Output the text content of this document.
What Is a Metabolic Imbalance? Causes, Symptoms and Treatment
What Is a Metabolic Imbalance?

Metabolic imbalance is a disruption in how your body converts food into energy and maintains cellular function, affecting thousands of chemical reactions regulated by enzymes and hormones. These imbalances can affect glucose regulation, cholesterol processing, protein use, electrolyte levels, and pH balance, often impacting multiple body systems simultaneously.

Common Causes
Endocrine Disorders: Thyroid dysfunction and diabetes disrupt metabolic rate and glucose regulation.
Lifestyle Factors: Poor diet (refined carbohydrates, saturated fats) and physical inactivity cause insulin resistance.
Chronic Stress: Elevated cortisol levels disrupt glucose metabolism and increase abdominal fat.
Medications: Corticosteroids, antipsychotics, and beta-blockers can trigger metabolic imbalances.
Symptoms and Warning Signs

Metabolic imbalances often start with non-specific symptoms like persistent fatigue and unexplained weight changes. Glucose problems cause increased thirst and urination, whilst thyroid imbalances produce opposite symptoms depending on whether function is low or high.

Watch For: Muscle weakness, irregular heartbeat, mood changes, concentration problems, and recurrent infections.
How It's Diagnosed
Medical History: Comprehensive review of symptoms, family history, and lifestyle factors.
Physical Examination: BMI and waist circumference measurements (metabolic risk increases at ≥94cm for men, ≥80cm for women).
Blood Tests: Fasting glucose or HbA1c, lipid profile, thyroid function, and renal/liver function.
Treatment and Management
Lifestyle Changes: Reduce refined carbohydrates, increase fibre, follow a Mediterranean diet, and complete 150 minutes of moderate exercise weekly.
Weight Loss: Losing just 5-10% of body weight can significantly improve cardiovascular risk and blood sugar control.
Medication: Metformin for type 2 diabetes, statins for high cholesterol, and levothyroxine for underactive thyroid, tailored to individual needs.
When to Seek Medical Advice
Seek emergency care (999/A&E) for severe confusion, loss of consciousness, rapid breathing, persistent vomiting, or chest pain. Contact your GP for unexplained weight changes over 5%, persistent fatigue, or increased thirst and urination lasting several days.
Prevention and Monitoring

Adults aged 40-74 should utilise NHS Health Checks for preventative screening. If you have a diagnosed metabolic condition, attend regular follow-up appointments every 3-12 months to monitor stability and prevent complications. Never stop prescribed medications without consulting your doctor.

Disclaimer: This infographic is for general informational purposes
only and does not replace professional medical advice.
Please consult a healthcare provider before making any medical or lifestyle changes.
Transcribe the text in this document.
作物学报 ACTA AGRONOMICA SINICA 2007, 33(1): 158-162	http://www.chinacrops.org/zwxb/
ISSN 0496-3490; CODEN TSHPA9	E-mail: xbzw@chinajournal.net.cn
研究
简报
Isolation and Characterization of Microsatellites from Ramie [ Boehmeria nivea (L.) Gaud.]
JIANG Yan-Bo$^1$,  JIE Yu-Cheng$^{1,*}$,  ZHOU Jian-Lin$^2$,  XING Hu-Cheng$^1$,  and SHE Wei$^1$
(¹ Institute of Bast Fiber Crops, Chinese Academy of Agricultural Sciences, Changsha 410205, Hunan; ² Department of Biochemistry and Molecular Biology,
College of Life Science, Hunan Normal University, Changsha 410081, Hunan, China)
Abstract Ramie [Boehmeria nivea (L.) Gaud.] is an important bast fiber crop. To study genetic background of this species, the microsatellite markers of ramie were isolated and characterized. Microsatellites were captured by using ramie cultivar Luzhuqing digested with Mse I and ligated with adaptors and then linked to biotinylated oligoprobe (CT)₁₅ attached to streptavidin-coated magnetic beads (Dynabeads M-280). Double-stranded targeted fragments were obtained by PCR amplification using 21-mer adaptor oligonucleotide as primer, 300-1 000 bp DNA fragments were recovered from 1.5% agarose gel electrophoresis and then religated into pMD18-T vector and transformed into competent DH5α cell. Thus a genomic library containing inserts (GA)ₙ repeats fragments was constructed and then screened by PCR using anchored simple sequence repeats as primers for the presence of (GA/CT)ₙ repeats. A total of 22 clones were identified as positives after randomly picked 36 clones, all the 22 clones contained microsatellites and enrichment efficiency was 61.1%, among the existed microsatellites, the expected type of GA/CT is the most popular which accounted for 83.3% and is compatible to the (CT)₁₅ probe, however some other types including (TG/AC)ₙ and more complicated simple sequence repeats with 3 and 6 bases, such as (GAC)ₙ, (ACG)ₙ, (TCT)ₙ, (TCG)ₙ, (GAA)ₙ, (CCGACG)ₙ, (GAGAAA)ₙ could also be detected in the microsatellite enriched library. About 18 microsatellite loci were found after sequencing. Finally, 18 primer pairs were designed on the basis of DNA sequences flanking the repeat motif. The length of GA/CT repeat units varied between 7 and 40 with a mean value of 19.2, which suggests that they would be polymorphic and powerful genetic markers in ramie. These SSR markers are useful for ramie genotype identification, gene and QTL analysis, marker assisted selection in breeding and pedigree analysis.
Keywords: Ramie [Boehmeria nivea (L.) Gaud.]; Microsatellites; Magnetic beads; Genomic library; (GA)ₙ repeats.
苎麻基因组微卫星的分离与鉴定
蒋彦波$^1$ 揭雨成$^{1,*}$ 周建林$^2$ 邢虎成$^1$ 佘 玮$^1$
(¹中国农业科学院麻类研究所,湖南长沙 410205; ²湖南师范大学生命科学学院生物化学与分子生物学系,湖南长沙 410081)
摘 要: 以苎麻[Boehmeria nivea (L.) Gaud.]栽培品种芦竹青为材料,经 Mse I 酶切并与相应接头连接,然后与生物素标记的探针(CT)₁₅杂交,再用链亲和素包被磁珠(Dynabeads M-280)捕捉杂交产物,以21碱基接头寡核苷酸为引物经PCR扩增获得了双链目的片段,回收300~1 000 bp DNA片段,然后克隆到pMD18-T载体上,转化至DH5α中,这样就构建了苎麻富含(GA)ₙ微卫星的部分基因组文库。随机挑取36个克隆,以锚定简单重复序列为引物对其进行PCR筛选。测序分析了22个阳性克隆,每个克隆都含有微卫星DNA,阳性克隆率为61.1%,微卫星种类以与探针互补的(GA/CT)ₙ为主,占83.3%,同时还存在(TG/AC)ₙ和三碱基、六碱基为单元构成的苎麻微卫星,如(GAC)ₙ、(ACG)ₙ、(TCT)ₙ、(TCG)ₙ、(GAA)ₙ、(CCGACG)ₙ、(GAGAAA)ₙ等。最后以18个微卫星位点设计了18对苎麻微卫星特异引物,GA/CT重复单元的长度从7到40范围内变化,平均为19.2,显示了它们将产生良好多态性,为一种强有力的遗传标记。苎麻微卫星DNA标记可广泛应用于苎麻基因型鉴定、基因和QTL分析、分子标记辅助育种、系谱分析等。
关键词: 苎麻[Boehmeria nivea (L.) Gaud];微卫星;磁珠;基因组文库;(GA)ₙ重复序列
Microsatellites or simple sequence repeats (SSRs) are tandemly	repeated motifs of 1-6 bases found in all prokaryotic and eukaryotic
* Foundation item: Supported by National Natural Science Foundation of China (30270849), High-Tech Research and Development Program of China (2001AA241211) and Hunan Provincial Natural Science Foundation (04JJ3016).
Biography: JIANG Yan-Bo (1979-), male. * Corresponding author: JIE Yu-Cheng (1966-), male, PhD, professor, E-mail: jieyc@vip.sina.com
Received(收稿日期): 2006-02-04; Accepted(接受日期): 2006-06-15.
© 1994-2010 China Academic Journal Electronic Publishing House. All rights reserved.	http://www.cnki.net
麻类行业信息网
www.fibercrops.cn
════════
■ **PROMPT**
Output the full listing again, exactly as it stands above.

■ **EXERCISE RESULT**
Output the text content of this document.
What Is a Metabolic Imbalance? Causes, Symptoms and Treatment
What Is a Metabolic Imbalance?

Metabolic imbalance is a disruption in how your body converts food into energy and maintains cellular function, affecting thousands of chemical reactions regulated by enzymes and hormones. These imbalances can affect glucose regulation, cholesterol processing, protein use, electrolyte levels, and pH balance, often impacting multiple body systems simultaneously.

Common Causes
Endocrine Disorders: Thyroid dysfunction and diabetes disrupt metabolic rate and glucose regulation.
Lifestyle Factors: Poor diet (refined carbohydrates, saturated fats) and physical inactivity cause insulin resistance.
Chronic Stress: Elevated cortisol levels disrupt glucose metabolism and increase abdominal fat.
Medications: Corticosteroids, antipsychotics, and beta-blockers can trigger metabolic imbalances.
Symptoms and Warning Signs

Metabolic imbalances often start with non-specific symptoms like persistent fatigue and unexplained weight changes. Glucose problems cause increased thirst and urination, whilst thyroid imbalances produce opposite symptoms depending on whether function is low or high.

Watch For: Muscle weakness, irregular heartbeat, mood changes, concentration problems, and recurrent infections.
How It's Diagnosed
Medical History: Comprehensive review of symptoms, family history, and lifestyle factors.
Physical Examination: BMI and waist circumference measurements (metabolic risk increases at ≥94cm for men, ≥80cm for women).
Blood Tests: Fasting glucose or HbA1c, lipid profile, thyroid function, and renal/liver function.
Treatment and Management
Lifestyle Changes: Reduce refined carbohydrates, increase fibre, follow a Mediterranean diet, and complete 150 minutes of moderate exercise weekly.
Weight Loss: Losing just 5-10% of body weight can significantly improve cardiovascular risk and blood sugar control.
Medication: Metformin for type 2 diabetes, statins for high cholesterol, and levothyroxine for underactive thyroid, tailored to individual needs.
When to Seek Medical Advice
Seek emergency care (999/A&E) for severe confusion, loss of consciousness, rapid breathing, persistent vomiting, or chest pain. Contact your GP for unexplained weight changes over 5%, persistent fatigue, or increased thirst and urination lasting several days.
Prevention and Monitoring

Adults aged 40-74 should utilise NHS Health Checks for preventative screening. If you have a diagnosed metabolic condition, attend regular follow-up appointments every 3-12 months to monitor stability and prevent complications. Never stop prescribed medications without consulting your doctor.

Disclaimer: This infographic is for general informational purposes
only and does not replace professional medical advice.
Please consult a healthcare provider before making any medical or lifestyle changes.
Transcribe the text in this document.
作物学报 ACTA AGRONOMICA SINICA 2007, 33(1): 158-162	http://www.chinacrops.org/zwxb/
ISSN 0496-3490; CODEN TSHPA9	E-mail: xbzw@chinajournal.net.cn
研究
简报
Isolation and Characterization of Microsatellites from Ramie [ Boehmeria nivea (L.) Gaud.]
JIANG Yan-Bo$^1$,  JIE Yu-Cheng$^{1,*}$,  ZHOU Jian-Lin$^2$,  XING Hu-Cheng$^1$,  and SHE Wei$^1$
(¹ Institute of Bast Fiber Crops, Chinese Academy of Agricultural Sciences, Changsha 410205, Hunan; ² Department of Biochemistry and Molecular Biology,
College of Life Science, Hunan Normal University, Changsha 410081, Hunan, China)
Abstract Ramie [Boehmeria nivea (L.) Gaud.] is an important bast fiber crop. To study genetic background of this species, the microsatellite markers of ramie were isolated and characterized. Microsatellites were captured by using ramie cultivar Luzhuqing digested with Mse I and ligated with adaptors and then linked to biotinylated oligoprobe (CT)₁₅ attached to streptavidin-coated magnetic beads (Dynabeads M-280). Double-stranded targeted fragments were obtained by PCR amplification using 21-mer adaptor oligonucleotide as primer, 300-1 000 bp DNA fragments were recovered from 1.5% agarose gel electrophoresis and then religated into pMD18-T vector and transformed into competent DH5α cell. Thus a genomic library containing inserts (GA)ₙ repeats fragments was constructed and then screened by PCR using anchored simple sequence repeats as primers for the presence of (GA/CT)ₙ repeats. A total of 22 clones were identified as positives after randomly picked 36 clones, all the 22 clones contained microsatellites and enrichment efficiency was 61.1%, among the existed microsatellites, the expected type of GA/CT is the most popular which accounted for 83.3% and is compatible to the (CT)₁₅ probe, however some other types including (TG/AC)ₙ and more complicated simple sequence repeats with 3 and 6 bases, such as (GAC)ₙ, (ACG)ₙ, (TCT)ₙ, (TCG)ₙ, (GAA)ₙ, (CCGACG)ₙ, (GAGAAA)ₙ could also be detected in the microsatellite enriched library. About 18 microsatellite loci were found after sequencing. Finally, 18 primer pairs were designed on the basis of DNA sequences flanking the repeat motif. The length of GA/CT repeat units varied between 7 and 40 with a mean value of 19.2, which suggests that they would be polymorphic and powerful genetic markers in ramie. These SSR markers are useful for ramie genotype identification, gene and QTL analysis, marker assisted selection in breeding and pedigree analysis.
Keywords: Ramie [Boehmeria nivea (L.) Gaud.]; Microsatellites; Magnetic beads; Genomic library; (GA)ₙ repeats.
苎麻基因组微卫星的分离与鉴定
蒋彦波$^1$ 揭雨成$^{1,*}$ 周建林$^2$ 邢虎成$^1$ 佘 玮$^1$
(¹中国农业科学院麻类研究所,湖南长沙 410205; ²湖南师范大学生命科学学院生物化学与分子生物学系,湖南长沙 410081)
摘 要: 以苎麻[Boehmeria nivea (L.) Gaud.]栽培品种芦竹青为材料,经 Mse I 酶切并与相应接头连接,然后与生物素标记的探针(CT)₁₅杂交,再用链亲和素包被磁珠(Dynabeads M-280)捕捉杂交产物,以21碱基接头寡核苷酸为引物经PCR扩增获得了双链目的片段,回收300~1 000 bp DNA片段,然后克隆到pMD18-T载体上,转化至DH5α中,这样就构建了苎麻富含(GA)ₙ微卫星的部分基因组文库。随机挑取36个克隆,以锚定简单重复序列为引物对其进行PCR筛选。测序分析了22个阳性克隆,每个克隆都含有微卫星DNA,阳性克隆率为61.1%,微卫星种类以与探针互补的(GA/CT)ₙ为主,占83.3%,同时还存在(TG/AC)ₙ和三碱基、六碱基为单元构成的苎麻微卫星,如(GAC)ₙ、(ACG)ₙ、(TCT)ₙ、(TCG)ₙ、(GAA)ₙ、(CCGACG)ₙ、(GAGAAA)ₙ等。最后以18个微卫星位点设计了18对苎麻微卫星特异引物,GA/CT重复单元的长度从7到40范围内变化,平均为19.2,显示了它们将产生良好多态性,为一种强有力的遗传标记。苎麻微卫星DNA标记可广泛应用于苎麻基因型鉴定、基因和QTL分析、分子标记辅助育种、系谱分析等。
关键词: 苎麻[Boehmeria nivea (L.) Gaud];微卫星;磁珠;基因组文库;(GA)ₙ重复序列
Microsatellites or simple sequence repeats (SSRs) are tandemly	repeated motifs of 1-6 bases found in all prokaryotic and eukaryotic
* Foundation item: Supported by National Natural Science Foundation of China (30270849), High-Tech Research and Development Program of China (2001AA241211) and Hunan Provincial Natural Science Foundation (04JJ3016).
Biography: JIANG Yan-Bo (1979-), male. * Corresponding author: JIE Yu-Cheng (1966-), male, PhD, professor, E-mail: jieyc@vip.sina.com
Received(收稿日期): 2006-02-04; Accepted(接受日期): 2006-06-15.
© 1994-2010 China Academic Journal Electronic Publishing House. All rights reserved.	http://www.cnki.net
麻类行业信息网
www.fibercrops.cn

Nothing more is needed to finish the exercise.